[Items from a data source]
◇ ◇ ◇ ◇

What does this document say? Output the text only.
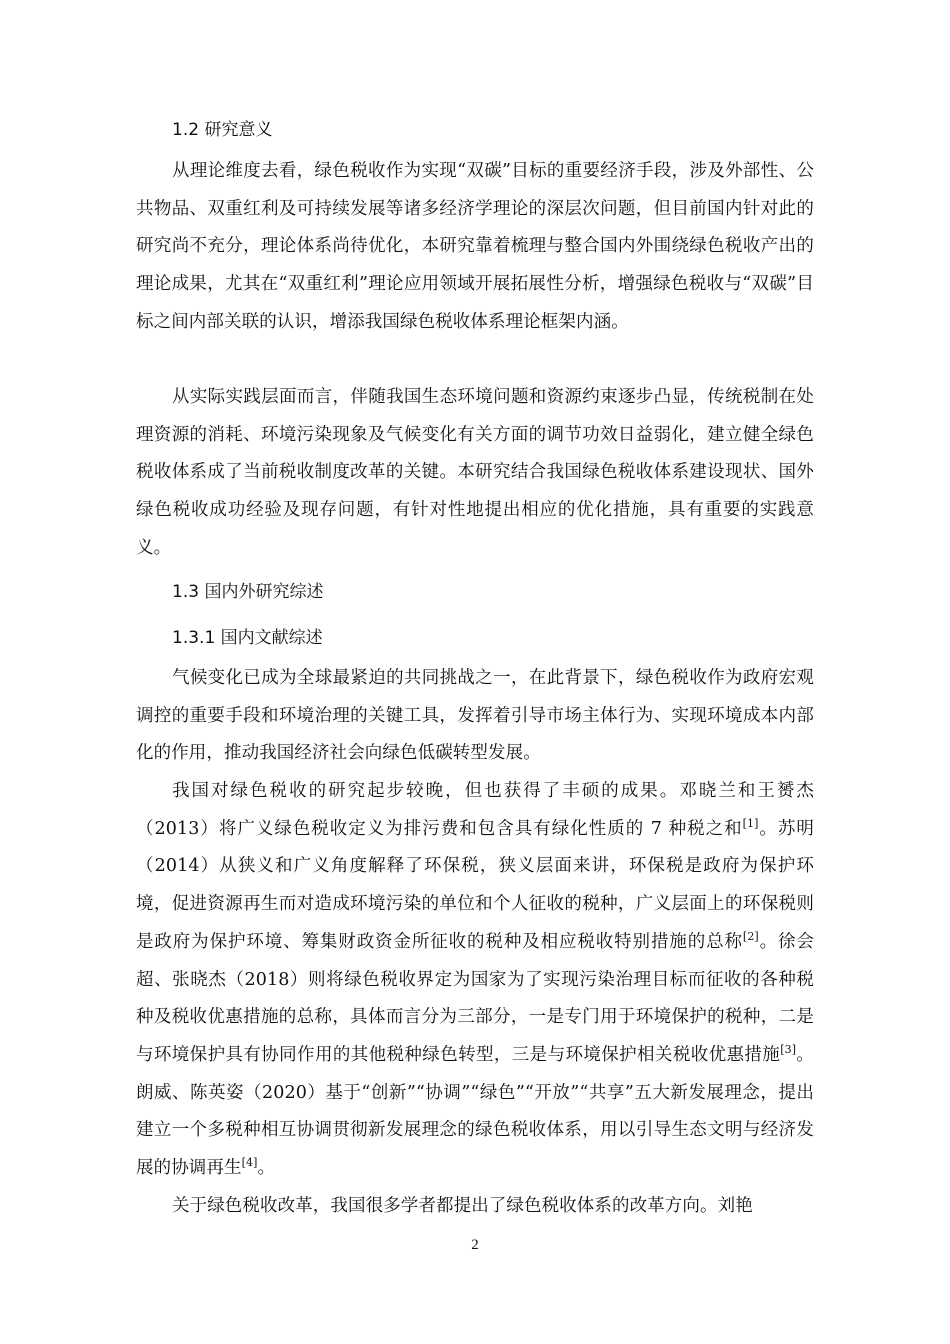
1.2 研究意义

从理论维度去看，绿色税收作为实现“双碳”目标的重要经济手段，涉及外部性、公共物品、双重红利及可持续发展等诸多经济学理论的深层次问题，但目前国内针对此的研究尚不充分，理论体系尚待优化，本研究靠着梳理与整合国内外围绕绿色税收产出的理论成果，尤其在“双重红利”理论应用领域开展拓展性分析，增强绿色税收与“双碳”目标之间内部关联的认识，增添我国绿色税收体系理论框架内涵。

从实际实践层面而言，伴随我国生态环境问题和资源约束逐步凸显，传统税制在处理资源的消耗、环境污染现象及气候变化有关方面的调节功效日益弱化，建立健全绿色税收体系成了当前税收制度改革的关键。本研究结合我国绿色税收体系建设现状、国外绿色税收成功经验及现存问题，有针对性地提出相应的优化措施，具有重要的实践意义。

1.3 国内外研究综述
1.3.1 国内文献综述

气候变化已成为全球最紧迫的共同挑战之一，在此背景下，绿色税收作为政府宏观调控的重要手段和环境治理的关键工具，发挥着引导市场主体行为、实现环境成本内部化的作用，推动我国经济社会向绿色低碳转型发展。

我国对绿色税收的研究起步较晚，但也获得了丰硕的成果。邓晓兰和王赟杰（2013）将广义绿色税收定义为排污费和包含具有绿化性质的 7 种税之和[1]。苏明（2014）从狭义和广义角度解释了环保税，狭义层面来讲，环保税是政府为保护环境，促进资源再生而对造成环境污染的单位和个人征收的税种，广义层面上的环保税则是政府为保护环境、筹集财政资金所征收的税种及相应税收特别措施的总称[2]。徐会超、张晓杰（2018）则将绿色税收界定为国家为了实现污染治理目标而征收的各种税种及税收优惠措施的总称，具体而言分为三部分，一是专门用于环境保护的税种，二是与环境保护具有协同作用的其他税种绿色转型，三是与环境保护相关税收优惠措施[3]。朗威、陈英姿（2020）基于“创新”“协调”“绿色”“开放”“共享”五大新发展理念，提出建立一个多税种相互协调贯彻新发展理念的绿色税收体系，用以引导生态文明与经济发展的协调再生[4]。

关于绿色税收改革，我国很多学者都提出了绿色税收体系的改革方向。刘艳

2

◇ ◇ ◇ ◇

▶ _WRITTEN PROBLEM_:
Write out the listing above exactly as it stands, pictures excluded.

▶ _EXERCISE RESPONSE_:
What does this document say? Output the text only.
1.2 研究意义

从理论维度去看，绿色税收作为实现“双碳”目标的重要经济手段，涉及外部性、公共物品、双重红利及可持续发展等诸多经济学理论的深层次问题，但目前国内针对此的研究尚不充分，理论体系尚待优化，本研究靠着梳理与整合国内外围绕绿色税收产出的理论成果，尤其在“双重红利”理论应用领域开展拓展性分析，增强绿色税收与“双碳”目标之间内部关联的认识，增添我国绿色税收体系理论框架内涵。

从实际实践层面而言，伴随我国生态环境问题和资源约束逐步凸显，传统税制在处理资源的消耗、环境污染现象及气候变化有关方面的调节功效日益弱化，建立健全绿色税收体系成了当前税收制度改革的关键。本研究结合我国绿色税收体系建设现状、国外绿色税收成功经验及现存问题，有针对性地提出相应的优化措施，具有重要的实践意义。

1.3 国内外研究综述
1.3.1 国内文献综述

气候变化已成为全球最紧迫的共同挑战之一，在此背景下，绿色税收作为政府宏观调控的重要手段和环境治理的关键工具，发挥着引导市场主体行为、实现环境成本内部化的作用，推动我国经济社会向绿色低碳转型发展。

我国对绿色税收的研究起步较晚，但也获得了丰硕的成果。邓晓兰和王赟杰（2013）将广义绿色税收定义为排污费和包含具有绿化性质的 7 种税之和[1]。苏明（2014）从狭义和广义角度解释了环保税，狭义层面来讲，环保税是政府为保护环境，促进资源再生而对造成环境污染的单位和个人征收的税种，广义层面上的环保税则是政府为保护环境、筹集财政资金所征收的税种及相应税收特别措施的总称[2]。徐会超、张晓杰（2018）则将绿色税收界定为国家为了实现污染治理目标而征收的各种税种及税收优惠措施的总称，具体而言分为三部分，一是专门用于环境保护的税种，二是与环境保护具有协同作用的其他税种绿色转型，三是与环境保护相关税收优惠措施[3]。朗威、陈英姿（2020）基于“创新”“协调”“绿色”“开放”“共享”五大新发展理念，提出建立一个多税种相互协调贯彻新发展理念的绿色税收体系，用以引导生态文明与经济发展的协调再生[4]。

关于绿色税收改革，我国很多学者都提出了绿色税收体系的改革方向。刘艳

2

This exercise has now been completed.